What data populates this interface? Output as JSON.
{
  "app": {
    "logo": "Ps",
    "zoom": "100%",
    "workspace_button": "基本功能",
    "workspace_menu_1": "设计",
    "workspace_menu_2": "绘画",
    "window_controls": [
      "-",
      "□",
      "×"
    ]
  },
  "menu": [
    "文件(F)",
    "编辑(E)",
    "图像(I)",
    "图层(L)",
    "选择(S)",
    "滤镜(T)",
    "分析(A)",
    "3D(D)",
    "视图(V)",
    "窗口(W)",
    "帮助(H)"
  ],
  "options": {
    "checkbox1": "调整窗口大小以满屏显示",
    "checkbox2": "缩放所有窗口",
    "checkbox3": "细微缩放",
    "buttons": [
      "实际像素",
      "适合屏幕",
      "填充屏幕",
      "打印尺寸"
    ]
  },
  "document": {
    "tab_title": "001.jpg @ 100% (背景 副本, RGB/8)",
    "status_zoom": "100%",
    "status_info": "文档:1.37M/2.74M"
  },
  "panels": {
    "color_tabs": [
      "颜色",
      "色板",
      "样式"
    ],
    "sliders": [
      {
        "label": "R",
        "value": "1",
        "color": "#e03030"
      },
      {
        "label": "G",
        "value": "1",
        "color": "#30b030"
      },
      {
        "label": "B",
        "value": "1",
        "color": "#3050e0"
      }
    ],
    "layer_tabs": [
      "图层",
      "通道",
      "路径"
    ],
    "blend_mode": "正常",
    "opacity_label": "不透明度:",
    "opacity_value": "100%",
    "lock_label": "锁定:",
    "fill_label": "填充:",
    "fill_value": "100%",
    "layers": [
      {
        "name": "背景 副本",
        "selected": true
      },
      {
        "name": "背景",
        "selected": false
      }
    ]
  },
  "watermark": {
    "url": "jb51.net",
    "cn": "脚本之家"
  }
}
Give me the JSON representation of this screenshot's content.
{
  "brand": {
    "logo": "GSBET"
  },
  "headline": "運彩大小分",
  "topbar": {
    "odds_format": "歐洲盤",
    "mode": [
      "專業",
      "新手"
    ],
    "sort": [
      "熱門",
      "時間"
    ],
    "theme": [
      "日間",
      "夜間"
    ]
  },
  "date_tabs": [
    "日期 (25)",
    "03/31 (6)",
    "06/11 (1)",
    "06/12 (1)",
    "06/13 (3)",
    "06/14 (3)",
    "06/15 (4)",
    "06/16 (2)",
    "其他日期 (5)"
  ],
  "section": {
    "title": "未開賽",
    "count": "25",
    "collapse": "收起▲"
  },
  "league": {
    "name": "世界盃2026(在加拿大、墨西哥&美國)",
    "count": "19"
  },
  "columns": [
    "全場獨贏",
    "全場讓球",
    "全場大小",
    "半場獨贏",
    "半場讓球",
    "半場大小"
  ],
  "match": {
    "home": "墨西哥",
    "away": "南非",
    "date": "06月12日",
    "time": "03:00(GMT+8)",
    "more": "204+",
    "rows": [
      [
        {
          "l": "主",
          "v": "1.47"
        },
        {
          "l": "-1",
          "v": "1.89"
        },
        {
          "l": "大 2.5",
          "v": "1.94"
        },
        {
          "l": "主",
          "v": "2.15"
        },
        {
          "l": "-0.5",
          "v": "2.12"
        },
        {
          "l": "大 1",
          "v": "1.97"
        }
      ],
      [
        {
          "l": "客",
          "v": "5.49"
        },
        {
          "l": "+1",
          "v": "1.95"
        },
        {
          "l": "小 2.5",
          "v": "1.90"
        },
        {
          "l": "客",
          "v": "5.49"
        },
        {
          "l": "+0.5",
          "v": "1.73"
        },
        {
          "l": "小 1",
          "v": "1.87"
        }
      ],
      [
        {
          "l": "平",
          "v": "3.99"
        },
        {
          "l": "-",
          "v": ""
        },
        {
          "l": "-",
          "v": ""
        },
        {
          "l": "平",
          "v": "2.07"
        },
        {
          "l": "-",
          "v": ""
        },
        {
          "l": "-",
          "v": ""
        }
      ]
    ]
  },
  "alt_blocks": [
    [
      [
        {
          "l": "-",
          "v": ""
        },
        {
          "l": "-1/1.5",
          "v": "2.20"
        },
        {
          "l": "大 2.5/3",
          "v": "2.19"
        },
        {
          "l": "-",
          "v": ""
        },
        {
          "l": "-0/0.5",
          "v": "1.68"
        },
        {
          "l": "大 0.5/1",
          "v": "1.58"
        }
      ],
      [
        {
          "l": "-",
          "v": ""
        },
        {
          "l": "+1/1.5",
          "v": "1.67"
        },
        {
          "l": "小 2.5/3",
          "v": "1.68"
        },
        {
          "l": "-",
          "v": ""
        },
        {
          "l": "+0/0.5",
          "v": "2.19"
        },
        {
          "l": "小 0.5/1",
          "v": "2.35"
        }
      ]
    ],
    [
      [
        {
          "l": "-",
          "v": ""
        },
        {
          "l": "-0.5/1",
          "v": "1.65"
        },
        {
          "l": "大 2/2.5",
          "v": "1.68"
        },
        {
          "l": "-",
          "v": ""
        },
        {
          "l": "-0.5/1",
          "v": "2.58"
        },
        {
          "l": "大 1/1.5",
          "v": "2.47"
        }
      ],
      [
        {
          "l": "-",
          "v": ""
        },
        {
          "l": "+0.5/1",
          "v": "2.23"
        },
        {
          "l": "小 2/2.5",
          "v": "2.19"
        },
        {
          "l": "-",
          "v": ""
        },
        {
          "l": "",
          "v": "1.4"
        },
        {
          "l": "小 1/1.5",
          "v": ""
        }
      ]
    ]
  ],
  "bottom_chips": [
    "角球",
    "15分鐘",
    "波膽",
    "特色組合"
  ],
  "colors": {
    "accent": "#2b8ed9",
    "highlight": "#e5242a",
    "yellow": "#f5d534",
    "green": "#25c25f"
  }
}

━━━━━━━━━━

§ **Given problem**: Determine the number of lines in the entries above where the string "name" appears. Answer with the number alone.

§ **Full answer**: 3